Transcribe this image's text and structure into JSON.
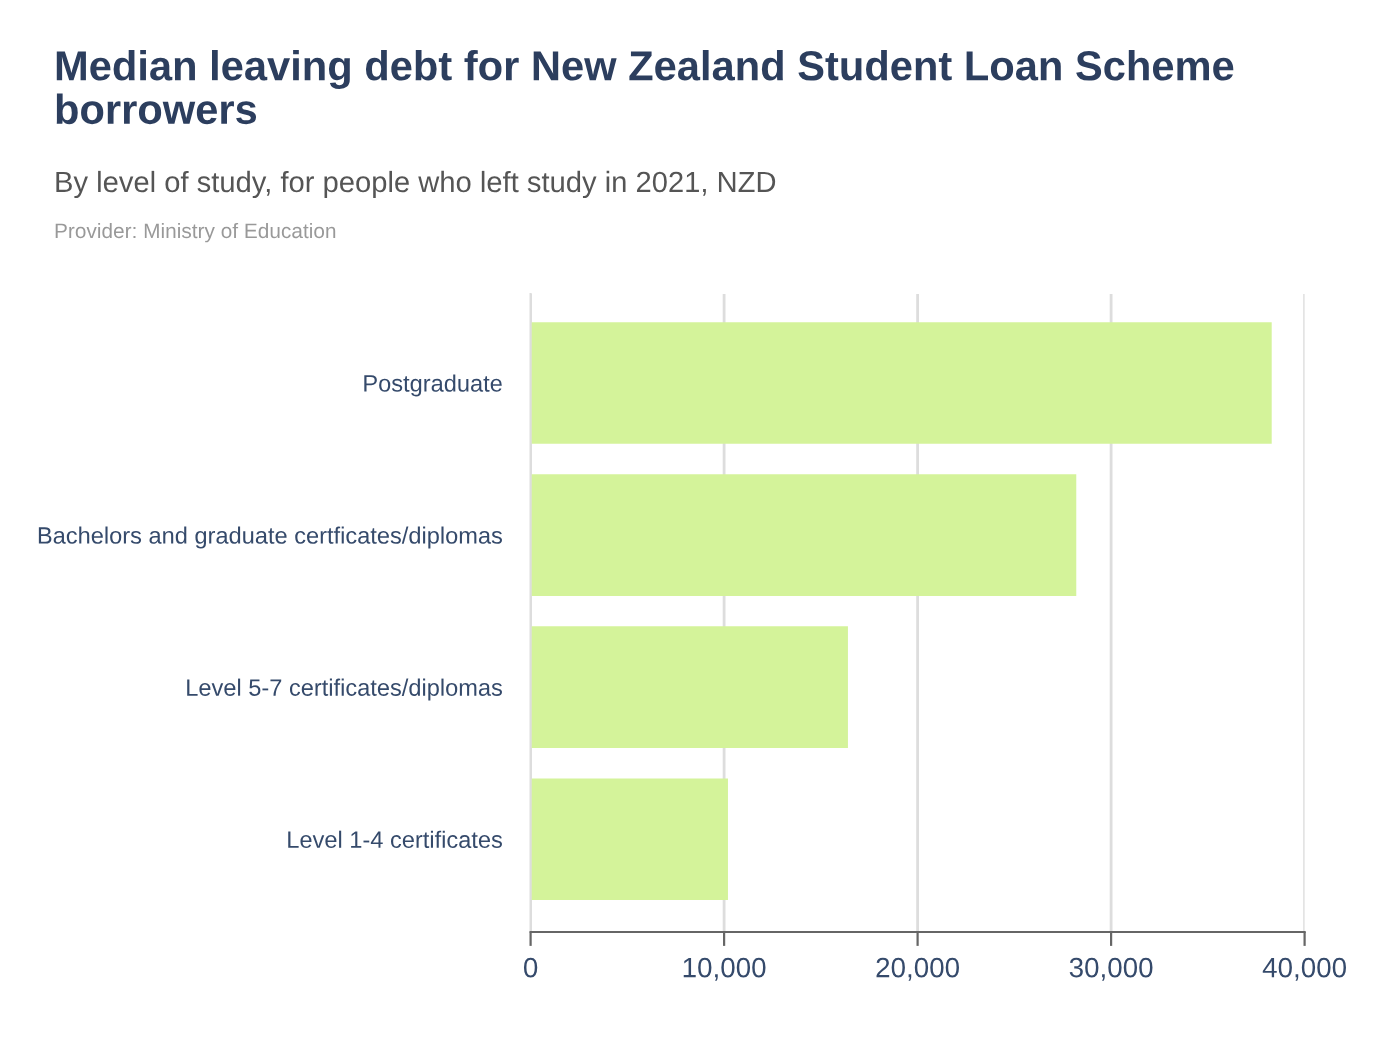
{
  "chart_data": {
    "type": "bar",
    "orientation": "horizontal",
    "title": "Median leaving debt for New Zealand Student Loan Scheme borrowers",
    "subtitle": "By level of study, for people who left study in 2021, NZD",
    "annotations": [
      "Provider: Ministry of Education"
    ],
    "categories": [
      "Postgraduate",
      "Bachelors and graduate certficates/diplomas",
      "Level 5-7 certificates/diplomas",
      "Level 1-4 certificates"
    ],
    "values": [
      38300,
      28200,
      16400,
      10200
    ],
    "color": "#d4f39a",
    "xlim": [
      0,
      40000
    ],
    "xticks": [
      0,
      {
        "value": 10000,
        "label": "10,000"
      },
      {
        "value": 20000,
        "label": "20,000"
      },
      {
        "value": 30000,
        "label": "30,000"
      },
      {
        "value": 40000,
        "label": "40,000"
      }
    ],
    "grid": "x"
  }
}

==============================

Each record above is to be restated exactly, with its pictures removed from the copy.

Transcribe this image's text and structure into JSON.
{
  "chart_data": {
    "type": "bar",
    "orientation": "horizontal",
    "title": "Median leaving debt for New Zealand Student Loan Scheme borrowers",
    "subtitle": "By level of study, for people who left study in 2021, NZD",
    "annotations": [
      "Provider: Ministry of Education"
    ],
    "categories": [
      "Postgraduate",
      "Bachelors and graduate certficates/diplomas",
      "Level 5-7 certificates/diplomas",
      "Level 1-4 certificates"
    ],
    "values": [
      38300,
      28200,
      16400,
      10200
    ],
    "color": "#d4f39a",
    "xlim": [
      0,
      40000
    ],
    "xticks": [
      0,
      {
        "value": 10000,
        "label": "10,000"
      },
      {
        "value": 20000,
        "label": "20,000"
      },
      {
        "value": 30000,
        "label": "30,000"
      },
      {
        "value": 40000,
        "label": "40,000"
      }
    ],
    "grid": "x"
  }
}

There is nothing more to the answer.